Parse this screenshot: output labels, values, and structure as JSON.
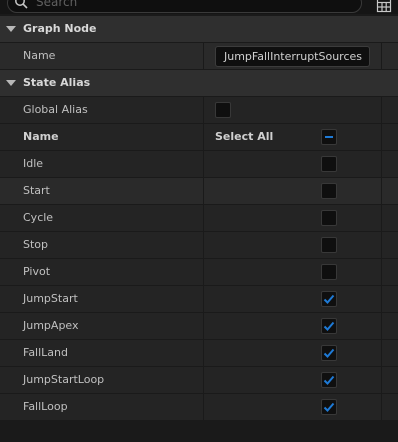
{
  "search": {
    "placeholder": "Search"
  },
  "categories": {
    "graph_node": "Graph Node",
    "state_alias": "State Alias"
  },
  "graph_node": {
    "name_label": "Name",
    "name_value": "JumpFallInterruptSources"
  },
  "state_alias": {
    "global_alias_label": "Global Alias",
    "global_alias_checked": false,
    "header_name": "Name",
    "header_select_all": "Select All",
    "select_all_state": "indeterminate",
    "states": [
      {
        "label": "Idle",
        "checked": false
      },
      {
        "label": "Start",
        "checked": false
      },
      {
        "label": "Cycle",
        "checked": false
      },
      {
        "label": "Stop",
        "checked": false
      },
      {
        "label": "Pivot",
        "checked": false
      },
      {
        "label": "JumpStart",
        "checked": true
      },
      {
        "label": "JumpApex",
        "checked": true
      },
      {
        "label": "FallLand",
        "checked": true
      },
      {
        "label": "JumpStartLoop",
        "checked": true
      },
      {
        "label": "FallLoop",
        "checked": true
      }
    ]
  },
  "colors": {
    "check_accent": "#1e7ad6",
    "background": "#1a1a1a"
  },
  "icons": {
    "search": "magnifier-icon",
    "view_options": "grid-table-icon",
    "collapse": "triangle-down-icon",
    "check": "checkmark-icon",
    "indeterminate": "dash-icon"
  }
}
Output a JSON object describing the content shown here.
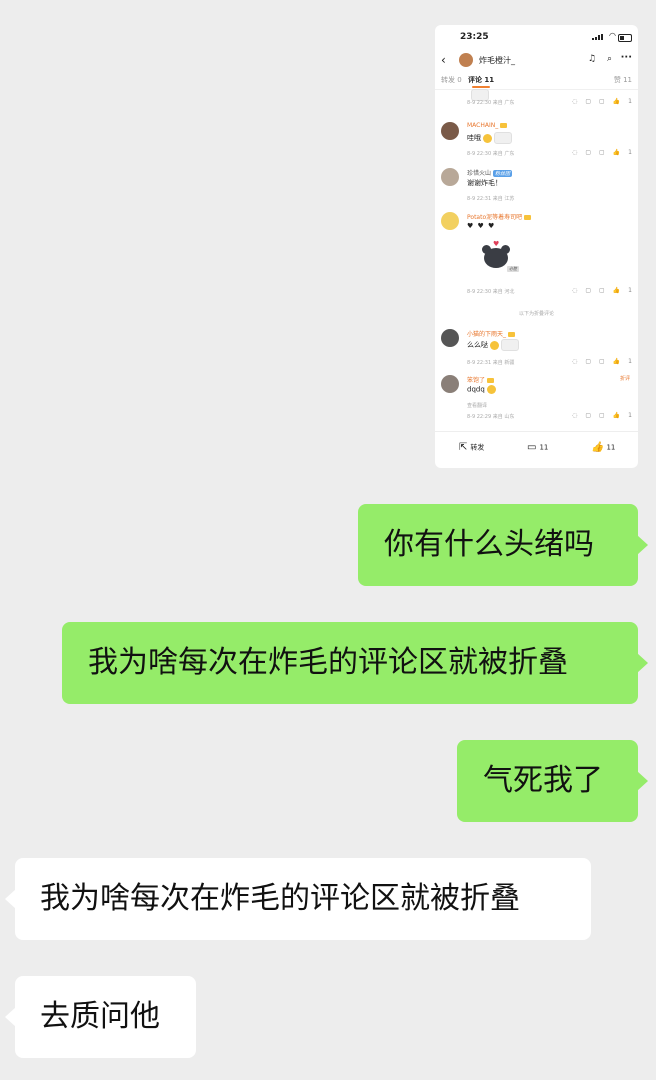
{
  "screenshot": {
    "status_time": "23:25",
    "nav_title": "炸毛橙汁_",
    "tabs": {
      "repost": "转发 0",
      "comments": "评论 11",
      "likes": "赞 11"
    },
    "comments": [
      {
        "name": "",
        "text": "",
        "meta": "8-9 22:30 来自 广东",
        "likes": "1"
      },
      {
        "name": "MACHAIN_",
        "text": "哇哦",
        "meta": "8-9 22:30 来自 广东",
        "likes": "1"
      },
      {
        "name": "珍惜火山",
        "tag": "粉丝团",
        "text": "谢谢炸毛！",
        "meta": "8-9 22:31 来自 江苏",
        "likes": "1"
      },
      {
        "name": "Potato泥等着寿司吧",
        "text": "",
        "meta": "8-9 22:30 来自 河北",
        "likes": "1",
        "sticker_label": "必胜"
      },
      {
        "name": "小猫的下雨天_",
        "text": "么么哒",
        "meta": "8-9 22:31 来自 新疆",
        "likes": "1"
      },
      {
        "name": "笨饱了",
        "text": "dqdq",
        "meta": "8-9 22:29 来自 山东",
        "likes": "1",
        "translate": "查看翻译",
        "folded_tag": "折评"
      }
    ],
    "divider": "以下为折叠评论",
    "bottom": {
      "repost": "转发",
      "comment": "11",
      "like": "11"
    }
  },
  "messages": [
    {
      "side": "out",
      "text": "你有什么头绪吗"
    },
    {
      "side": "out",
      "text": "我为啥每次在炸毛的评论区就被折叠"
    },
    {
      "side": "out",
      "text": "气死我了"
    },
    {
      "side": "in",
      "text": "我为啥每次在炸毛的评论区就被折叠"
    },
    {
      "side": "in",
      "text": "去质问他"
    }
  ]
}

····················

_INSTRUCTION_.
All of the records need repeating exactly, except for the pictures.

_RESPONSE TO THIS TASK_.
Parse this screenshot: output labels, values, and structure as JSON.
{
  "search": {
    "placeholder": "Search"
  },
  "categories": {
    "graph_node": "Graph Node",
    "state_alias": "State Alias"
  },
  "graph_node": {
    "name_label": "Name",
    "name_value": "JumpFallInterruptSources"
  },
  "state_alias": {
    "global_alias_label": "Global Alias",
    "global_alias_checked": false,
    "header_name": "Name",
    "header_select_all": "Select All",
    "select_all_state": "indeterminate",
    "states": [
      {
        "label": "Idle",
        "checked": false
      },
      {
        "label": "Start",
        "checked": false
      },
      {
        "label": "Cycle",
        "checked": false
      },
      {
        "label": "Stop",
        "checked": false
      },
      {
        "label": "Pivot",
        "checked": false
      },
      {
        "label": "JumpStart",
        "checked": true
      },
      {
        "label": "JumpApex",
        "checked": true
      },
      {
        "label": "FallLand",
        "checked": true
      },
      {
        "label": "JumpStartLoop",
        "checked": true
      },
      {
        "label": "FallLoop",
        "checked": true
      }
    ]
  },
  "colors": {
    "check_accent": "#1e7ad6",
    "background": "#1a1a1a"
  },
  "icons": {
    "search": "magnifier-icon",
    "view_options": "grid-table-icon",
    "collapse": "triangle-down-icon",
    "check": "checkmark-icon",
    "indeterminate": "dash-icon"
  }
}
Output a JSON object describing the content shown here.
{
  "screenshot": {
    "status_time": "23:25",
    "nav_title": "炸毛橙汁_",
    "tabs": {
      "repost": "转发 0",
      "comments": "评论 11",
      "likes": "赞 11"
    },
    "comments": [
      {
        "name": "",
        "text": "",
        "meta": "8-9 22:30 来自 广东",
        "likes": "1"
      },
      {
        "name": "MACHAIN_",
        "text": "哇哦",
        "meta": "8-9 22:30 来自 广东",
        "likes": "1"
      },
      {
        "name": "珍惜火山",
        "tag": "粉丝团",
        "text": "谢谢炸毛！",
        "meta": "8-9 22:31 来自 江苏",
        "likes": "1"
      },
      {
        "name": "Potato泥等着寿司吧",
        "text": "",
        "meta": "8-9 22:30 来自 河北",
        "likes": "1",
        "sticker_label": "必胜"
      },
      {
        "name": "小猫的下雨天_",
        "text": "么么哒",
        "meta": "8-9 22:31 来自 新疆",
        "likes": "1"
      },
      {
        "name": "笨饱了",
        "text": "dqdq",
        "meta": "8-9 22:29 来自 山东",
        "likes": "1",
        "translate": "查看翻译",
        "folded_tag": "折评"
      }
    ],
    "divider": "以下为折叠评论",
    "bottom": {
      "repost": "转发",
      "comment": "11",
      "like": "11"
    }
  },
  "messages": [
    {
      "side": "out",
      "text": "你有什么头绪吗"
    },
    {
      "side": "out",
      "text": "我为啥每次在炸毛的评论区就被折叠"
    },
    {
      "side": "out",
      "text": "气死我了"
    },
    {
      "side": "in",
      "text": "我为啥每次在炸毛的评论区就被折叠"
    },
    {
      "side": "in",
      "text": "去质问他"
    }
  ]
}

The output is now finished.